» Exercise details
Copy each record exactly as it reads, leaving out any pictures it holds.

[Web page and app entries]
------------------------------------------------------------------------
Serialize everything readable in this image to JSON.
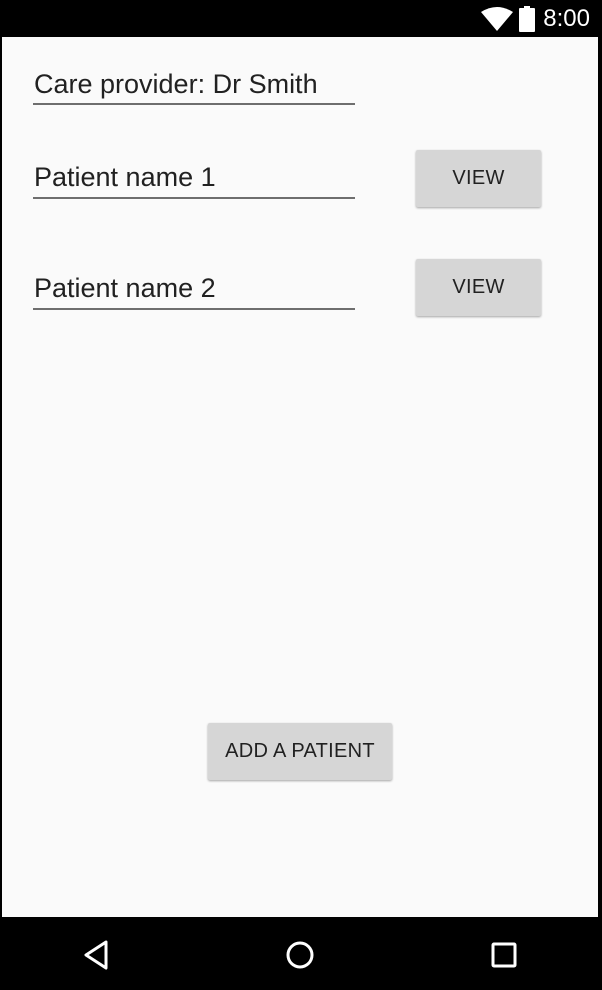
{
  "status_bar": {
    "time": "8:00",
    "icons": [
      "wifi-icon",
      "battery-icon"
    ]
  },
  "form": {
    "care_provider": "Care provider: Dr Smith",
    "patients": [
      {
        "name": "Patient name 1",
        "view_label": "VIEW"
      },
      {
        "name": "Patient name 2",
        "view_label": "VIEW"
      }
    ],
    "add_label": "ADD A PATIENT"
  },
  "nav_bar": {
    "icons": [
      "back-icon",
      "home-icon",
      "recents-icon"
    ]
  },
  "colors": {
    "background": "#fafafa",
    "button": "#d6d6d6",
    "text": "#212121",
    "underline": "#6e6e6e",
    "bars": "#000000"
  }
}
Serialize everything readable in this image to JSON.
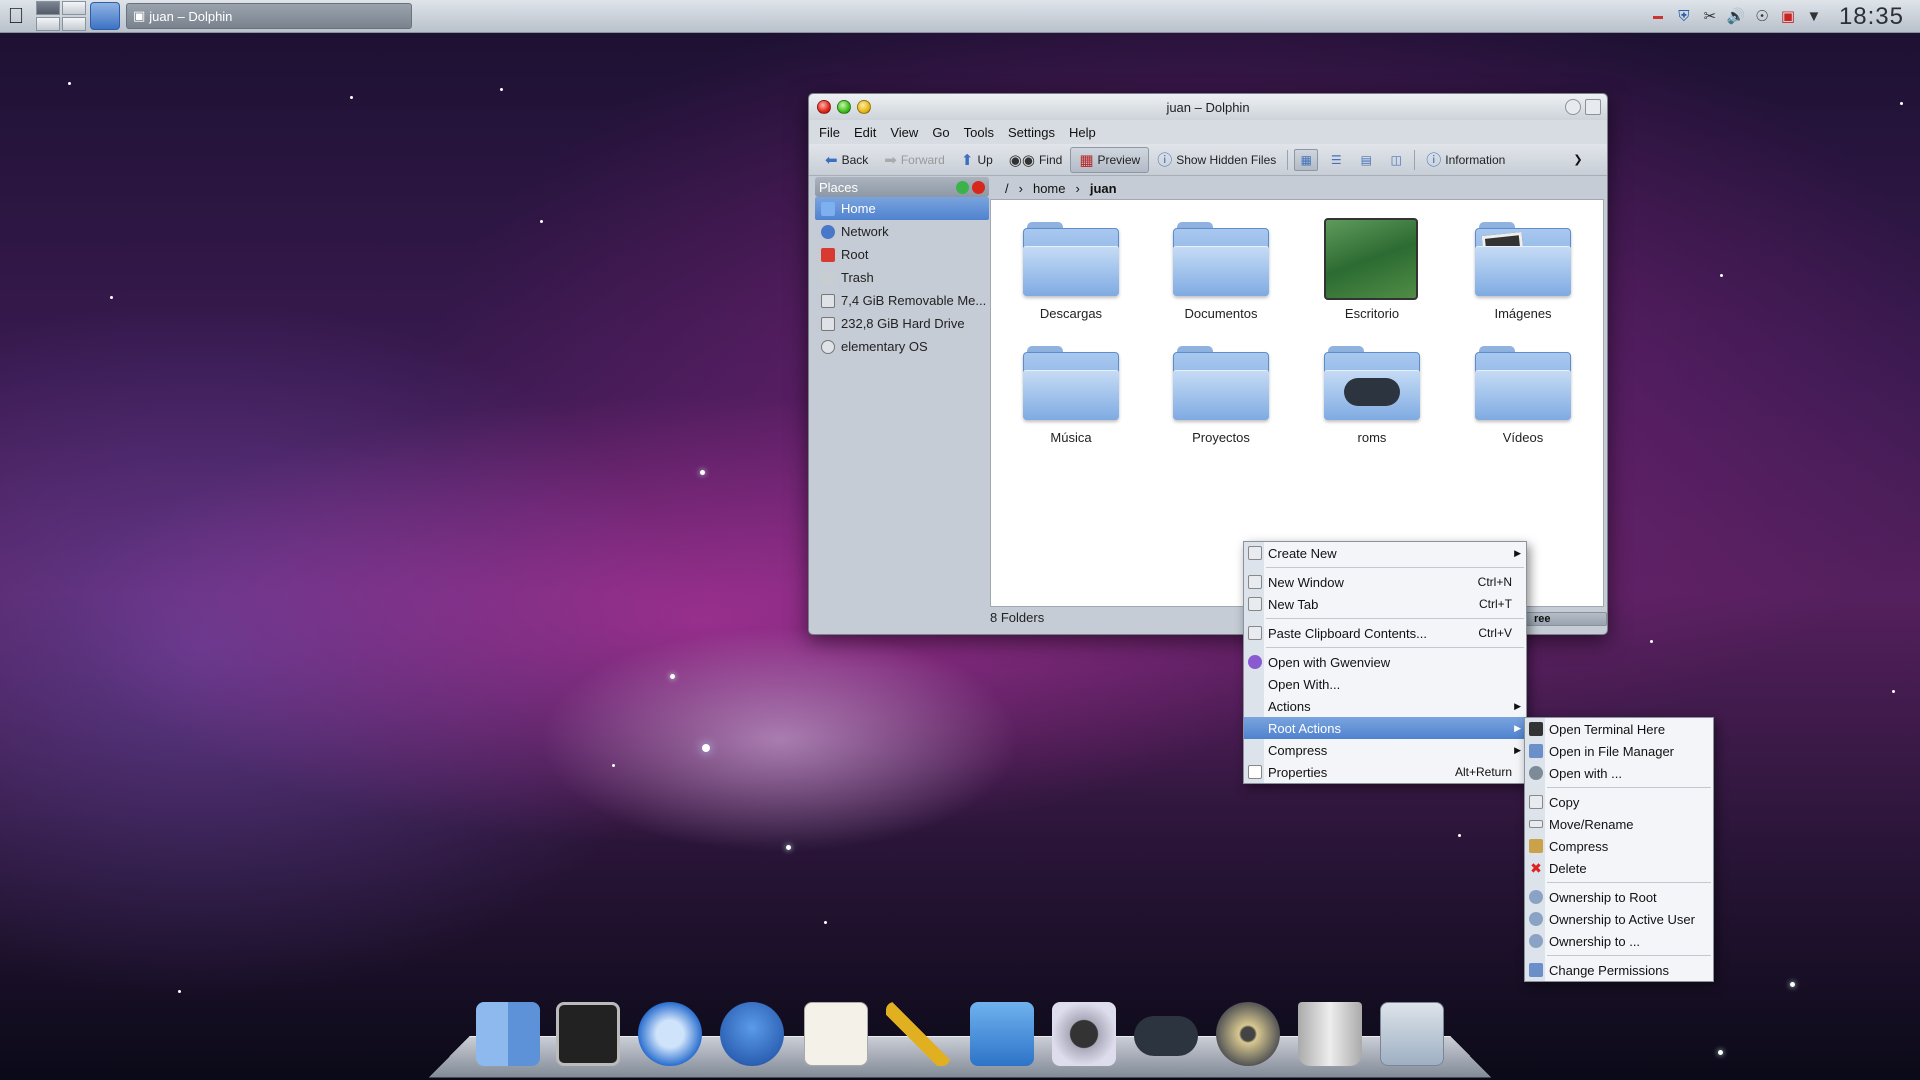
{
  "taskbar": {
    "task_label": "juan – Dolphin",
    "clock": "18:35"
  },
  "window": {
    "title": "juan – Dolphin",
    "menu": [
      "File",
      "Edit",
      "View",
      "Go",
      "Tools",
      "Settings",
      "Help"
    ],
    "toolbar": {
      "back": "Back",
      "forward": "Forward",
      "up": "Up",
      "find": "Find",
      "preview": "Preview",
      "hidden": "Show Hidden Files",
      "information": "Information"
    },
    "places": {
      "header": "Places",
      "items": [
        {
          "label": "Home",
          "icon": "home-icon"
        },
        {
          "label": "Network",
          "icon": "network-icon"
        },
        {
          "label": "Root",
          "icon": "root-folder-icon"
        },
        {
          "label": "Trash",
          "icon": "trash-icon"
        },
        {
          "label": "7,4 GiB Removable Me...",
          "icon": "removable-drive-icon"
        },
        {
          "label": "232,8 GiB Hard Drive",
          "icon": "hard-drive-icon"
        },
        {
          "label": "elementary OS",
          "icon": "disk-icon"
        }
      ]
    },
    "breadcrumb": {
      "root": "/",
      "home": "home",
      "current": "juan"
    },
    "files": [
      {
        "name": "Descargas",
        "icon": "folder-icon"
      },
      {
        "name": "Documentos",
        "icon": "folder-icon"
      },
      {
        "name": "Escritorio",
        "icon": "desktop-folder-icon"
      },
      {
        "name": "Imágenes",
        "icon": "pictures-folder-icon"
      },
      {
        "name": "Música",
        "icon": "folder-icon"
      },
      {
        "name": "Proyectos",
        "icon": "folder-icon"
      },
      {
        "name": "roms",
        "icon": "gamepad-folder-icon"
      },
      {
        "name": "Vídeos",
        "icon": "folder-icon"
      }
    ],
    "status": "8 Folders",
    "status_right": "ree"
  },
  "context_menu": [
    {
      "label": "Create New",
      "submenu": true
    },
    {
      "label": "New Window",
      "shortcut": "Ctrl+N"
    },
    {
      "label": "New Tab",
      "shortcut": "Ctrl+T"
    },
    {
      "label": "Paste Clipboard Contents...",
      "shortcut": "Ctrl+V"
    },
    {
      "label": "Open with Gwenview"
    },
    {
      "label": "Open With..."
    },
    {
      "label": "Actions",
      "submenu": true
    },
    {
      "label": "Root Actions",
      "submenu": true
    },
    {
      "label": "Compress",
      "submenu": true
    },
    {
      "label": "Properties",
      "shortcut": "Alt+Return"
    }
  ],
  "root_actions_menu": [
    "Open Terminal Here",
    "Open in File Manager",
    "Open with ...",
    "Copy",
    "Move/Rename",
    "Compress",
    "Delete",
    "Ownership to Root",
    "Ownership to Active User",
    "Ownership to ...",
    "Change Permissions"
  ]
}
------------------------------------------------------------------------
» Final answer
Serialize everything readable in this image to JSON.
{
  "status_bar": {
    "time": "8:00",
    "icons": [
      "wifi-icon",
      "battery-icon"
    ]
  },
  "form": {
    "care_provider": "Care provider: Dr Smith",
    "patients": [
      {
        "name": "Patient name 1",
        "view_label": "VIEW"
      },
      {
        "name": "Patient name 2",
        "view_label": "VIEW"
      }
    ],
    "add_label": "ADD A PATIENT"
  },
  "nav_bar": {
    "icons": [
      "back-icon",
      "home-icon",
      "recents-icon"
    ]
  },
  "colors": {
    "background": "#fafafa",
    "button": "#d6d6d6",
    "text": "#212121",
    "underline": "#6e6e6e",
    "bars": "#000000"
  }
}
Serialize everything readable in this image to JSON.
{
  "taskbar": {
    "task_label": "juan – Dolphin",
    "clock": "18:35"
  },
  "window": {
    "title": "juan – Dolphin",
    "menu": [
      "File",
      "Edit",
      "View",
      "Go",
      "Tools",
      "Settings",
      "Help"
    ],
    "toolbar": {
      "back": "Back",
      "forward": "Forward",
      "up": "Up",
      "find": "Find",
      "preview": "Preview",
      "hidden": "Show Hidden Files",
      "information": "Information"
    },
    "places": {
      "header": "Places",
      "items": [
        {
          "label": "Home",
          "icon": "home-icon"
        },
        {
          "label": "Network",
          "icon": "network-icon"
        },
        {
          "label": "Root",
          "icon": "root-folder-icon"
        },
        {
          "label": "Trash",
          "icon": "trash-icon"
        },
        {
          "label": "7,4 GiB Removable Me...",
          "icon": "removable-drive-icon"
        },
        {
          "label": "232,8 GiB Hard Drive",
          "icon": "hard-drive-icon"
        },
        {
          "label": "elementary OS",
          "icon": "disk-icon"
        }
      ]
    },
    "breadcrumb": {
      "root": "/",
      "home": "home",
      "current": "juan"
    },
    "files": [
      {
        "name": "Descargas",
        "icon": "folder-icon"
      },
      {
        "name": "Documentos",
        "icon": "folder-icon"
      },
      {
        "name": "Escritorio",
        "icon": "desktop-folder-icon"
      },
      {
        "name": "Imágenes",
        "icon": "pictures-folder-icon"
      },
      {
        "name": "Música",
        "icon": "folder-icon"
      },
      {
        "name": "Proyectos",
        "icon": "folder-icon"
      },
      {
        "name": "roms",
        "icon": "gamepad-folder-icon"
      },
      {
        "name": "Vídeos",
        "icon": "folder-icon"
      }
    ],
    "status": "8 Folders",
    "status_right": "ree"
  },
  "context_menu": [
    {
      "label": "Create New",
      "submenu": true
    },
    {
      "label": "New Window",
      "shortcut": "Ctrl+N"
    },
    {
      "label": "New Tab",
      "shortcut": "Ctrl+T"
    },
    {
      "label": "Paste Clipboard Contents...",
      "shortcut": "Ctrl+V"
    },
    {
      "label": "Open with Gwenview"
    },
    {
      "label": "Open With..."
    },
    {
      "label": "Actions",
      "submenu": true
    },
    {
      "label": "Root Actions",
      "submenu": true
    },
    {
      "label": "Compress",
      "submenu": true
    },
    {
      "label": "Properties",
      "shortcut": "Alt+Return"
    }
  ],
  "root_actions_menu": [
    "Open Terminal Here",
    "Open in File Manager",
    "Open with ...",
    "Copy",
    "Move/Rename",
    "Compress",
    "Delete",
    "Ownership to Root",
    "Ownership to Active User",
    "Ownership to ...",
    "Change Permissions"
  ]
}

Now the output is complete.